(Stated problem): Pick out each line in these entries that contains the string "kind".

++++ Input ++++

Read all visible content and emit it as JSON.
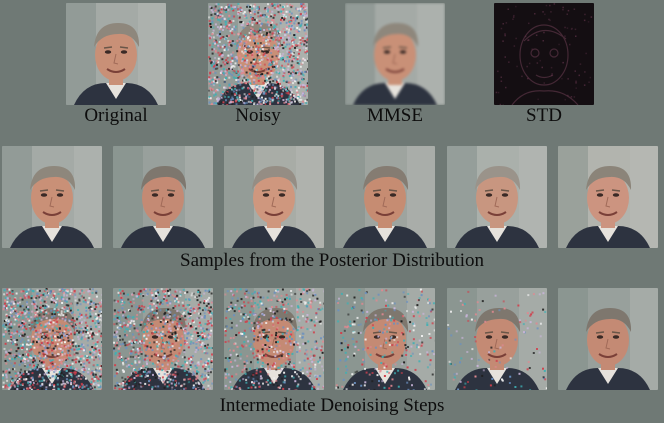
{
  "figure": {
    "top_row": [
      {
        "caption": "Original",
        "kind": "clean"
      },
      {
        "caption": "Noisy",
        "kind": "noisy"
      },
      {
        "caption": "MMSE",
        "kind": "mmse"
      },
      {
        "caption": "STD",
        "kind": "std"
      }
    ],
    "samples_caption": "Samples from the Posterior Distribution",
    "steps_caption": "Intermediate Denoising Steps",
    "samples_count": 6,
    "steps_noise_levels": [
      0.95,
      0.75,
      0.45,
      0.2,
      0.08,
      0.0
    ]
  }
}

++++

(Response for this exercise):
        "kind": "clean"
        "kind": "noisy"
        "kind": "mmse"
        "kind": "std"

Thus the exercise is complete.